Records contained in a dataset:
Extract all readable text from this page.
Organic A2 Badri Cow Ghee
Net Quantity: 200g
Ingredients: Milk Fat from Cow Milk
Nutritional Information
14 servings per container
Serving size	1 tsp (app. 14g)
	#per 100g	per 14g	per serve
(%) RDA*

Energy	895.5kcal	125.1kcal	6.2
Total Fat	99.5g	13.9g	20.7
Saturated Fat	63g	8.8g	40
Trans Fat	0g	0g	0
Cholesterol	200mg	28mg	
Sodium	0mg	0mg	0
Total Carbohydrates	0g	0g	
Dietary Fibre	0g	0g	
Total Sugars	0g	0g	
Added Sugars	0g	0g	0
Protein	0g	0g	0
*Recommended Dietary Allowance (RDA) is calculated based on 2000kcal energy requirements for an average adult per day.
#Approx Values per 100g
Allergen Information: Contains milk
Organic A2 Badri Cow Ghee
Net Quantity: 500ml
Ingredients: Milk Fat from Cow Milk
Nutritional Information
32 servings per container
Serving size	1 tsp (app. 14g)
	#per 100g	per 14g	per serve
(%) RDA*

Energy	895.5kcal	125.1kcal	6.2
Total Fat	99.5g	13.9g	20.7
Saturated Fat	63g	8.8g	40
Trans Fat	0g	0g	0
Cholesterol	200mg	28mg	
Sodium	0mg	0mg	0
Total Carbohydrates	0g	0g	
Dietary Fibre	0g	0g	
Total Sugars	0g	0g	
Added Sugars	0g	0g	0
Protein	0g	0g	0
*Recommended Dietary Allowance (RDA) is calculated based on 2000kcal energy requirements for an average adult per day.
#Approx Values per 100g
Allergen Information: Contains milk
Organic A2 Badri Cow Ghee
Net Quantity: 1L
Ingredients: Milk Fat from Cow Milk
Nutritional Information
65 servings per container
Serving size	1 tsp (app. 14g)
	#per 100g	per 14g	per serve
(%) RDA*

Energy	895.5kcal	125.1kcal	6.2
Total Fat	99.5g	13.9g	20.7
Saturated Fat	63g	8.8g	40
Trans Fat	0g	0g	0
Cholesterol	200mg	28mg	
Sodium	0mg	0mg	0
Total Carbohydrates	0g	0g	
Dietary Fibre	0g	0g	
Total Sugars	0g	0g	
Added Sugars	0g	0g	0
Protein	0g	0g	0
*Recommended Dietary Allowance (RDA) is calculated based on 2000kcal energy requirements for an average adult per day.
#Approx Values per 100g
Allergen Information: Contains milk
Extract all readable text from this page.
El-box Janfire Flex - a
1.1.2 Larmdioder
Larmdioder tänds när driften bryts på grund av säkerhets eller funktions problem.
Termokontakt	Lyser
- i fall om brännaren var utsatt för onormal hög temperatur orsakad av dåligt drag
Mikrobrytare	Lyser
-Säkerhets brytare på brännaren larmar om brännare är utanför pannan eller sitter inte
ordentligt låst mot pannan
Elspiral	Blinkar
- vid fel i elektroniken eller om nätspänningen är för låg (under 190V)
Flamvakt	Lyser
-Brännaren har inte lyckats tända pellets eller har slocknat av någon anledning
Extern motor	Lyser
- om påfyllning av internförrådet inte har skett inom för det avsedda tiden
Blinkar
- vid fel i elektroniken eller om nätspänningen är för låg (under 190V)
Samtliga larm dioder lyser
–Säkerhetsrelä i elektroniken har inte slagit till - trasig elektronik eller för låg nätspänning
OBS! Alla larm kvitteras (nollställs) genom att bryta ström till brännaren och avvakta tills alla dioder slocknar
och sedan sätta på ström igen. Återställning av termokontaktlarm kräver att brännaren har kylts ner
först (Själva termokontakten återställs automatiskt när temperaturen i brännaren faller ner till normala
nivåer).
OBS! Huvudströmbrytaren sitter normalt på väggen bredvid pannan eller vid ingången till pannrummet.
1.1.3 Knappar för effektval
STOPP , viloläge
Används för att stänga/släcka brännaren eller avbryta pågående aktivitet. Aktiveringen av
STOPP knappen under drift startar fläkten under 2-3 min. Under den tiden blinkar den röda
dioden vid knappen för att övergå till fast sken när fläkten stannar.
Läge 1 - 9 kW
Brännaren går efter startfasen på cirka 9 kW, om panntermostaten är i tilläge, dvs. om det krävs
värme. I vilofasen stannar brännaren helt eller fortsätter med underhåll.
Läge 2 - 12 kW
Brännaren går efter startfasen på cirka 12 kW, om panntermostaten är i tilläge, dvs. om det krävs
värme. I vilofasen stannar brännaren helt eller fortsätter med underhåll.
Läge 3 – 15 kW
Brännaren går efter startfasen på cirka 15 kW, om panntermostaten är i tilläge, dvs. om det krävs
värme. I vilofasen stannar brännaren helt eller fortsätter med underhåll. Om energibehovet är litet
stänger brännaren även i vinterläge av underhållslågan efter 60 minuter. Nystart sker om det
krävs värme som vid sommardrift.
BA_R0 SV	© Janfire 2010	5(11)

Task instructions. Copy out, in full, each line above that has the word "efter" in it.

Exercise solution.
Brännaren går efter startfasen på cirka 9 kW, om panntermostaten är i tilläge, dvs. om det krävs
Brännaren går efter startfasen på cirka 12 kW, om panntermostaten är i tilläge, dvs. om det krävs
Brännaren går efter startfasen på cirka 15 kW, om panntermostaten är i tilläge, dvs. om det krävs
stänger brännaren även i vinterläge av underhållslågan efter 60 minuter. Nystart sker om det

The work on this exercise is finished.